▶ _Task to carry out_: In the listing below, pick out lines with "Frames".

▶ _Provided entries_:

--

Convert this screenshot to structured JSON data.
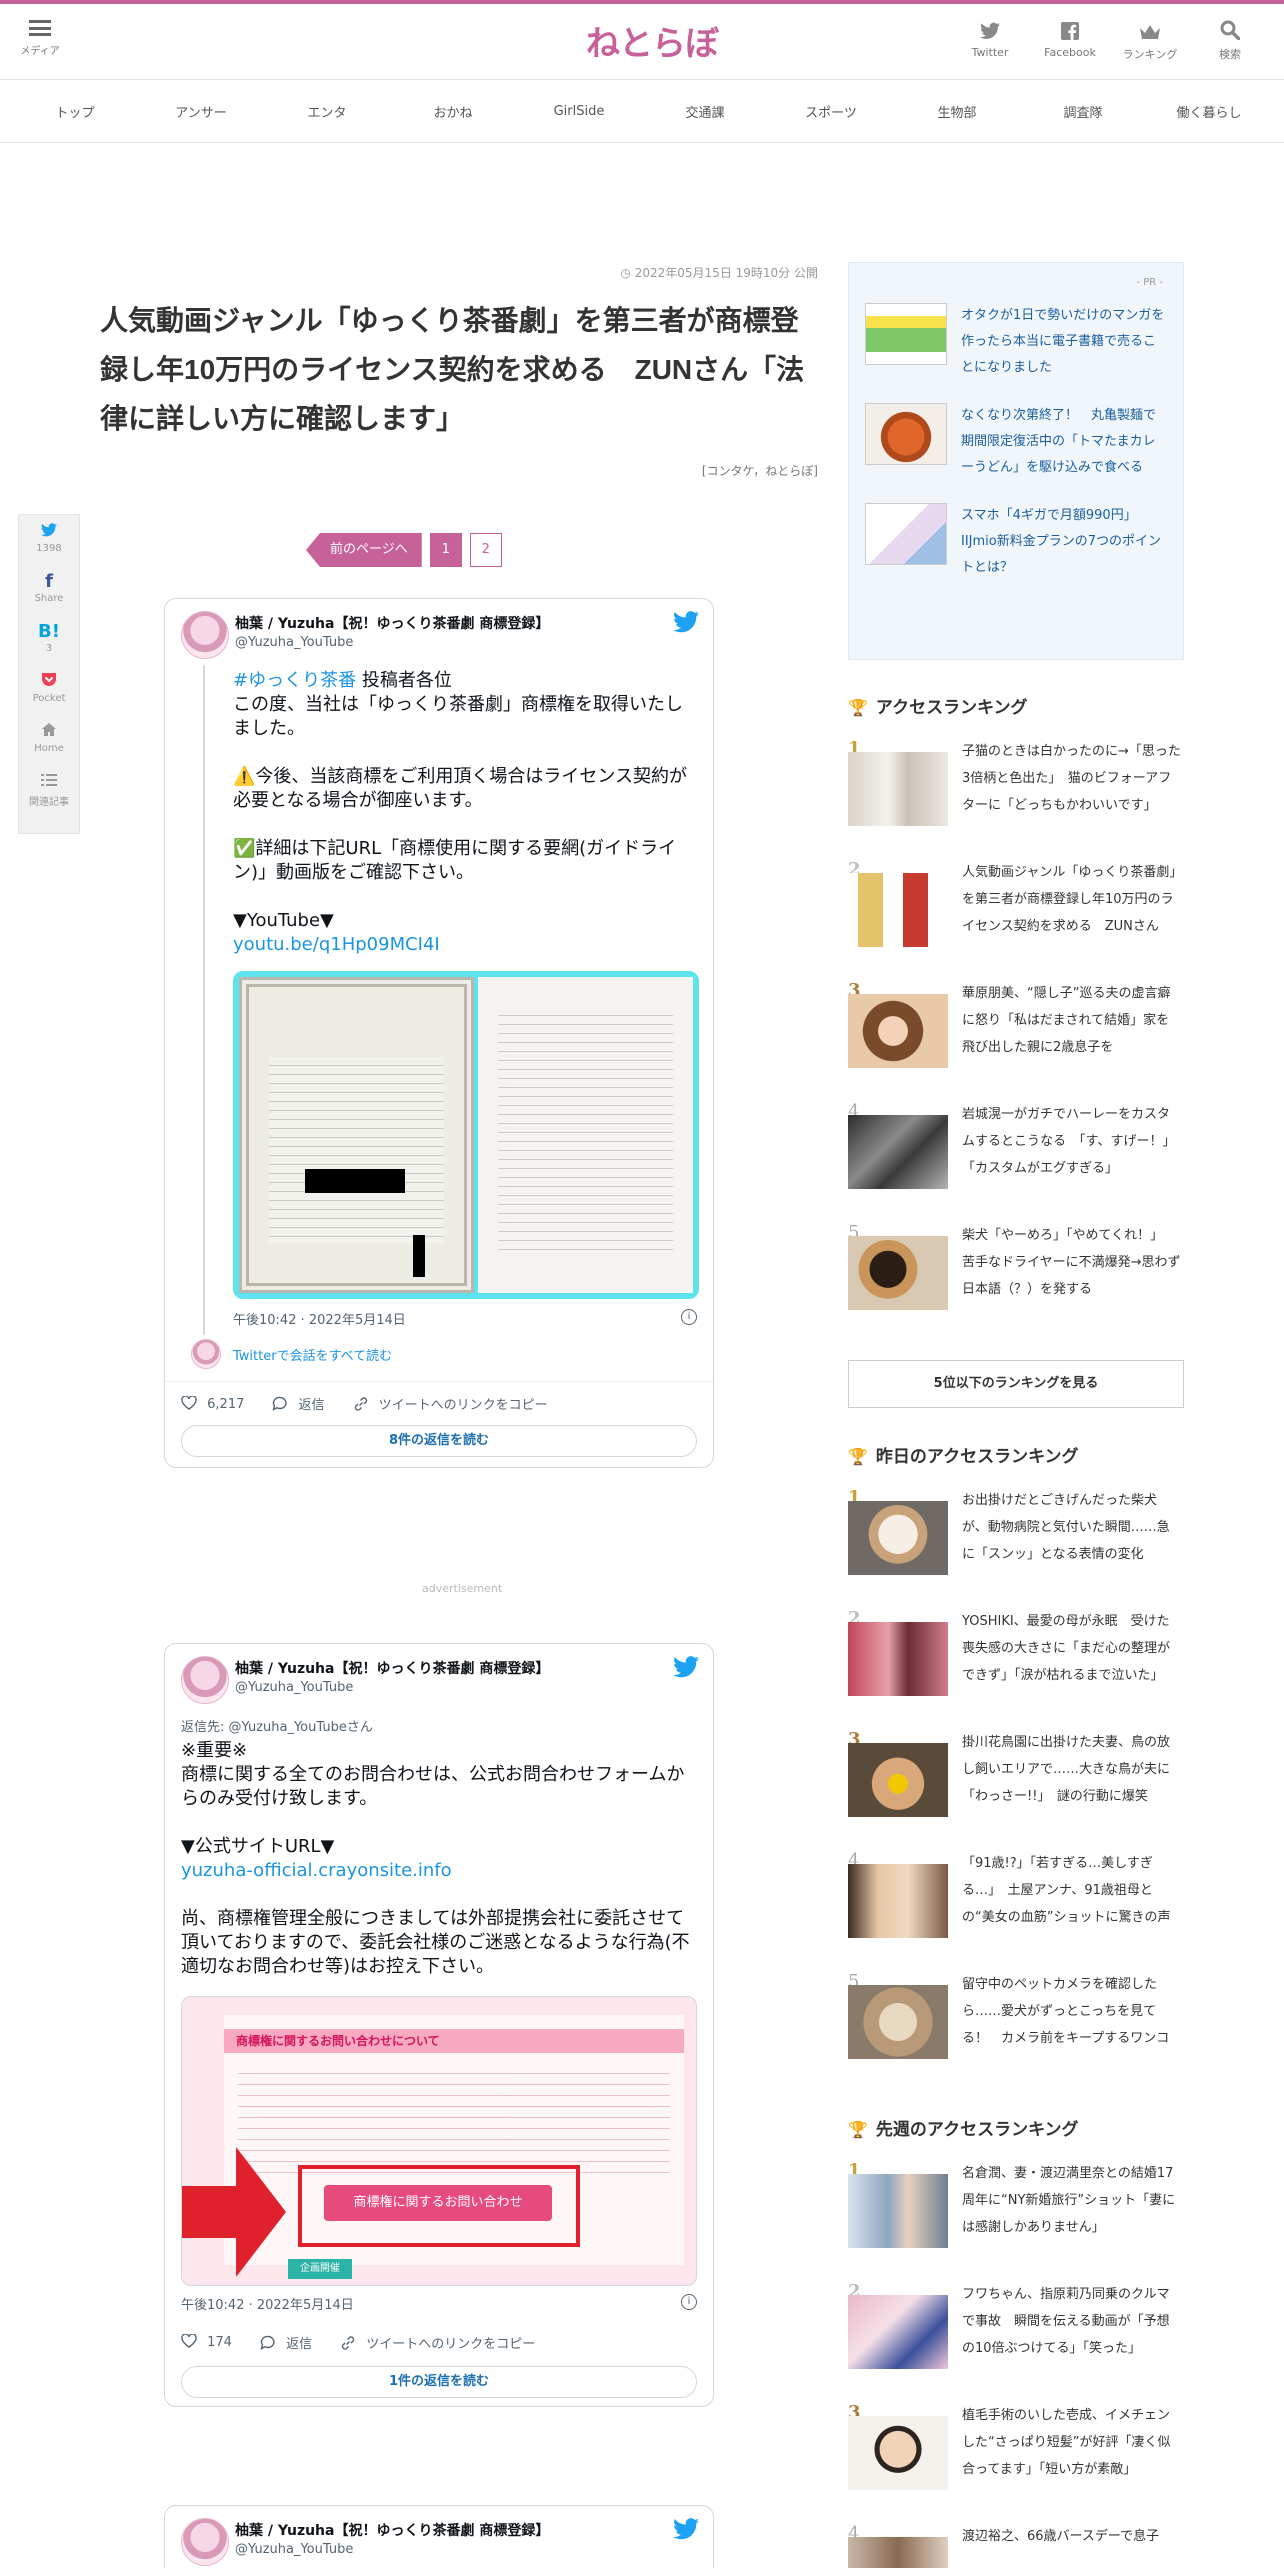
{
  "header": {
    "menu_label": "メディア",
    "logo": "ねとらぼ",
    "icons": [
      {
        "label": "Twitter",
        "icon": "twitter-icon"
      },
      {
        "label": "Facebook",
        "icon": "facebook-icon"
      },
      {
        "label": "ランキング",
        "icon": "crown-icon"
      },
      {
        "label": "検索",
        "icon": "search-icon"
      }
    ]
  },
  "nav": [
    "トップ",
    "アンサー",
    "エンタ",
    "おかね",
    "GirlSide",
    "交通課",
    "スポーツ",
    "生物部",
    "調査隊",
    "働く暮らし"
  ],
  "share": [
    {
      "label": "",
      "count": "1398",
      "icon": "twitter-icon"
    },
    {
      "label": "Share",
      "count": "",
      "icon": "facebook-icon"
    },
    {
      "label": "",
      "count": "3",
      "icon": "hatena-icon"
    },
    {
      "label": "Pocket",
      "count": "",
      "icon": "pocket-icon"
    },
    {
      "label": "Home",
      "count": "",
      "icon": "home-icon"
    },
    {
      "label": "関連記事",
      "count": "",
      "icon": "list-icon"
    }
  ],
  "article": {
    "date": "◷ 2022年05月15日 19時10分 公開",
    "title": "人気動画ジャンル「ゆっくり茶番劇」を第三者が商標登録し年10万円のライセンス契約を求める　ZUNさん「法律に詳しい方に確認します」",
    "credit": "[コンタケ，ねとらぼ]"
  },
  "pager": {
    "prev": "前のページへ",
    "pages": [
      "1",
      "2"
    ]
  },
  "tweet1": {
    "name": "柚葉 / Yuzuha【祝！ゆっくり茶番劇 商標登録】",
    "handle": "@Yuzuha_YouTube",
    "hashtag": "#ゆっくり茶番",
    "line1": " 投稿者各位",
    "body": "この度、当社は「ゆっくり茶番劇」商標権を取得いたしました。\n\n⚠️今後、当該商標をご利用頂く場合はライセンス契約が必要となる場合が御座います。\n\n✅詳細は下記URL「商標使用に関する要網(ガイドライン)」動画版をご確認下さい。\n\n▼YouTube▼",
    "link": "youtu.be/q1Hp09MCI4I",
    "time": "午後10:42 · 2022年5月14日",
    "thread_link": "Twitterで会話をすべて読む",
    "likes": "6,217",
    "reply": "返信",
    "copy": "ツイートへのリンクをコピー",
    "replies": "8件の返信を読む"
  },
  "ad_label": "advertisement",
  "tweet2": {
    "name": "柚葉 / Yuzuha【祝！ゆっくり茶番劇 商標登録】",
    "handle": "@Yuzuha_YouTube",
    "reply_to": "返信先: @Yuzuha_YouTubeさん",
    "body": "※重要※\n商標に関する全てのお問合わせは、公式お問合わせフォームからのみ受付け致します。\n\n▼公式サイトURL▼",
    "link": "yuzuha-official.crayonsite.info",
    "body2": "尚、商標権管理全般につきましては外部提携会社に委託させて頂いておりますので、委託会社様のご迷惑となるような行為(不適切なお問合わせ等)はお控え下さい。",
    "image_title": "商標権に関するお問い合わせについて",
    "image_button": "商標権に関するお問い合わせ",
    "image_badge": "企画開催",
    "time": "午後10:42 · 2022年5月14日",
    "likes": "174",
    "reply": "返信",
    "copy": "ツイートへのリンクをコピー",
    "replies": "1件の返信を読む"
  },
  "tweet3": {
    "name": "柚葉 / Yuzuha【祝！ゆっくり茶番劇 商標登録】",
    "handle": "@Yuzuha_YouTube"
  },
  "pr": {
    "label": "- PR -",
    "items": [
      "オタクが1日で勢いだけのマンガを作ったら本当に電子書籍で売ることになりました",
      "なくなり次第終了！　丸亀製麺で期間限定復活中の「トマたまカレーうどん」を駆け込みで食べる",
      "スマホ「4ギガで月額990円」IIJmio新料金プランの7つのポイントとは？"
    ]
  },
  "ranking": {
    "title": "アクセスランキング",
    "items": [
      "子猫のときは白かったのに→「思った3倍柄と色出た」　猫のビフォーアフターに「どっちもかわいいです」",
      "人気動画ジャンル「ゆっくり茶番劇」を第三者が商標登録し年10万円のライセンス契約を求める　ZUNさん",
      "華原朋美、“隠し子”巡る夫の虚言癖に怒り「私はだまされて結婚」家を飛び出した親に2歳息子を",
      "岩城滉一がガチでハーレーをカスタムするとこうなる　「す、すげー！」「カスタムがエグすぎる」",
      "柴犬「やーめろ」「やめてくれ！」　苦手なドライヤーに不満爆発→思わず日本語（？）を発する"
    ],
    "more": "5位以下のランキングを見る"
  },
  "yesterday": {
    "title": "昨日のアクセスランキング",
    "items": [
      "お出掛けだとごきげんだった柴犬が、動物病院と気付いた瞬間……急に「スンッ」となる表情の変化",
      "YOSHIKI、最愛の母が永眠　受けた喪失感の大きさに「まだ心の整理ができず」「涙が枯れるまで泣いた」",
      "掛川花鳥園に出掛けた夫妻、鳥の放し飼いエリアで……大きな鳥が夫に「わっさー!!」　謎の行動に爆笑",
      "「91歳!?」「若すぎる…美しすぎる…」　土屋アンナ、91歳祖母との“美女の血筋”ショットに驚きの声",
      "留守中のペットカメラを確認したら……愛犬がずっとこっちを見てる！　カメラ前をキープするワンコ"
    ]
  },
  "lastweek": {
    "title": "先週のアクセスランキング",
    "items": [
      "名倉潤、妻・渡辺満里奈との結婚17周年に“NY新婚旅行”ショット「妻には感謝しかありません」",
      "フワちゃん、指原莉乃同乗のクルマで事故　瞬間を伝える動画が「予想の10倍ぶつけてる」「笑った」",
      "植毛手術のいした壱成、イメチェンした“さっぱり短髪”が好評「凄く似合ってます」「短い方が素敵」",
      "渡辺裕之、66歳バースデーで息子"
    ]
  },
  "colors": {
    "brand": "#c7619a",
    "link": "#1b95e0",
    "pr_link": "#1a5e9e",
    "gold": "#c6a23a"
  }
}
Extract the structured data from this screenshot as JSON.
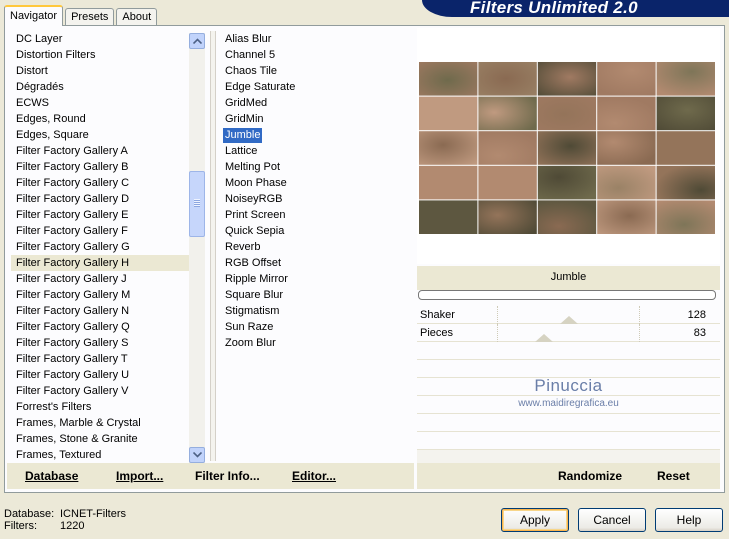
{
  "tabs": [
    {
      "label": "Navigator",
      "active": true
    },
    {
      "label": "Presets",
      "active": false
    },
    {
      "label": "About",
      "active": false
    }
  ],
  "brand": {
    "title": "Filters Unlimited 2.0",
    "color": "#0a246a"
  },
  "categories": {
    "items": [
      "DC Layer",
      "Distortion Filters",
      "Distort",
      "Dégradés",
      "ECWS",
      "Edges, Round",
      "Edges, Square",
      "Filter Factory Gallery A",
      "Filter Factory Gallery B",
      "Filter Factory Gallery C",
      "Filter Factory Gallery D",
      "Filter Factory Gallery E",
      "Filter Factory Gallery F",
      "Filter Factory Gallery G",
      "Filter Factory Gallery H",
      "Filter Factory Gallery J",
      "Filter Factory Gallery M",
      "Filter Factory Gallery N",
      "Filter Factory Gallery Q",
      "Filter Factory Gallery S",
      "Filter Factory Gallery T",
      "Filter Factory Gallery U",
      "Filter Factory Gallery V",
      "Forrest's Filters",
      "Frames, Marble & Crystal",
      "Frames, Stone & Granite",
      "Frames, Textured"
    ],
    "selected": "Filter Factory Gallery H"
  },
  "filters": {
    "items": [
      "Alias Blur",
      "Channel 5",
      "Chaos Tile",
      "Edge Saturate",
      "GridMed",
      "GridMin",
      "Jumble",
      "Lattice",
      "Melting Pot",
      "Moon Phase",
      "NoiseyRGB",
      "Print Screen",
      "Quick Sepia",
      "Reverb",
      "RGB Offset",
      "Ripple Mirror",
      "Square Blur",
      "Stigmatism",
      "Sun Raze",
      "Zoom Blur"
    ],
    "selected": "Jumble"
  },
  "preview": {
    "filter_name": "Jumble",
    "params": [
      {
        "name": "Shaker",
        "value": "128",
        "slider_fraction": 0.5
      },
      {
        "name": "Pieces",
        "value": "83",
        "slider_fraction": 0.33
      }
    ],
    "watermark_title": "Pinuccia",
    "watermark_url": "www.maidiregrafica.eu"
  },
  "toolbar": {
    "database": "Database",
    "import": "Import...",
    "filter_info": "Filter Info...",
    "editor": "Editor...",
    "randomize": "Randomize",
    "reset": "Reset"
  },
  "status": {
    "database_key": "Database:",
    "database_value": "ICNET-Filters",
    "filters_key": "Filters:",
    "filters_value": "1220"
  },
  "buttons": {
    "apply": "Apply",
    "cancel": "Cancel",
    "help": "Help"
  },
  "colors": {
    "selection": "#316ac5",
    "panel_bg": "#ece9d8",
    "highlight": "#ebe8d3"
  }
}
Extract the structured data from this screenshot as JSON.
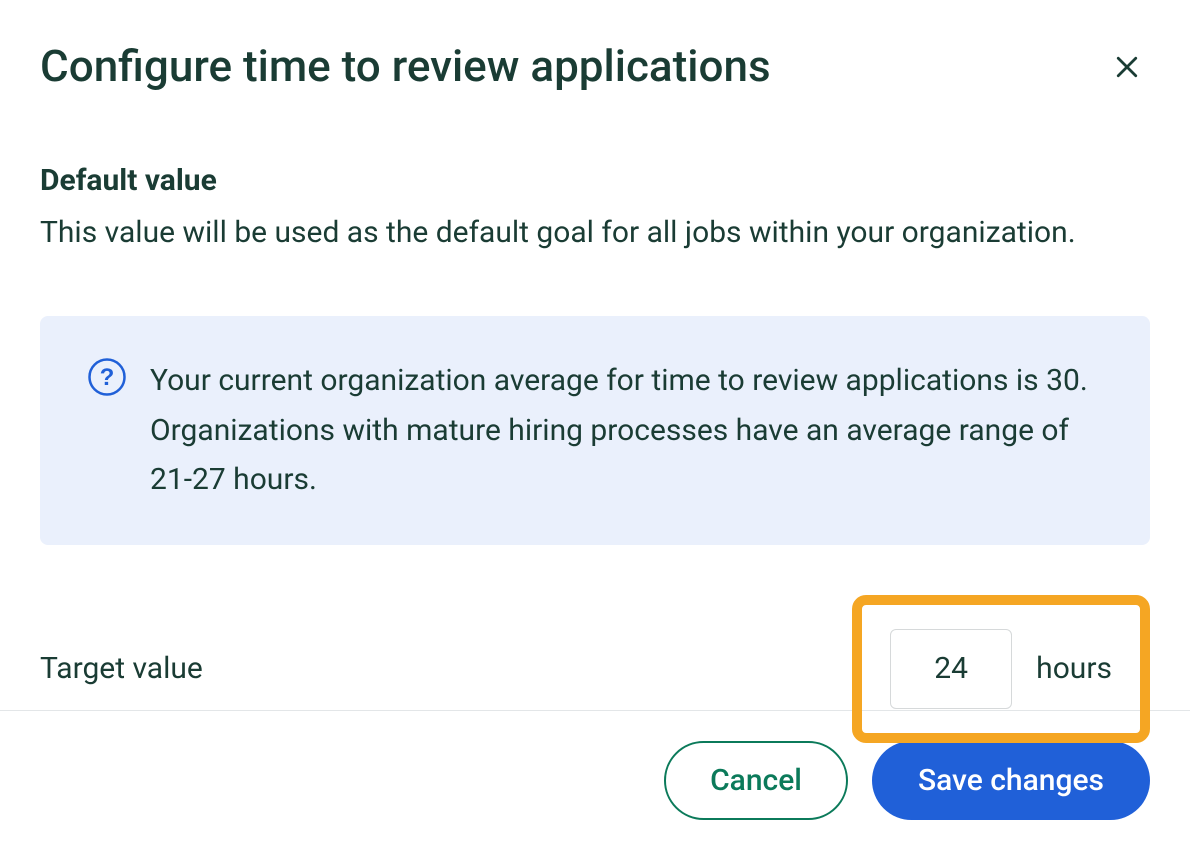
{
  "modal": {
    "title": "Configure time to review applications",
    "section": {
      "heading": "Default value",
      "description": "This value will be used as the default goal for all jobs within your organization."
    },
    "info": {
      "text": "Your current organization average for time to review applications is 30. Organizations with mature hiring processes have an average range of 21-27 hours."
    },
    "target": {
      "label": "Target value",
      "value": "24",
      "unit": "hours"
    },
    "buttons": {
      "cancel": "Cancel",
      "save": "Save changes"
    }
  }
}
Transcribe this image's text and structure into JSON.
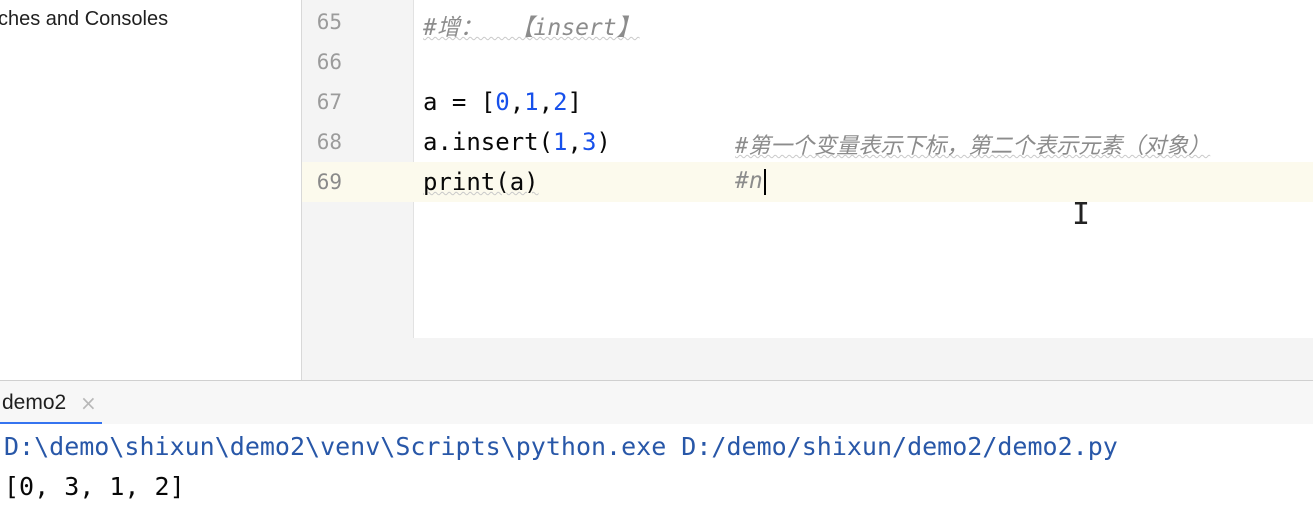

--

▶ _Result of the task_:
      "Frames, Marble & Crystal",
      "Frames, Stone & Granite",
      "Frames, Textured"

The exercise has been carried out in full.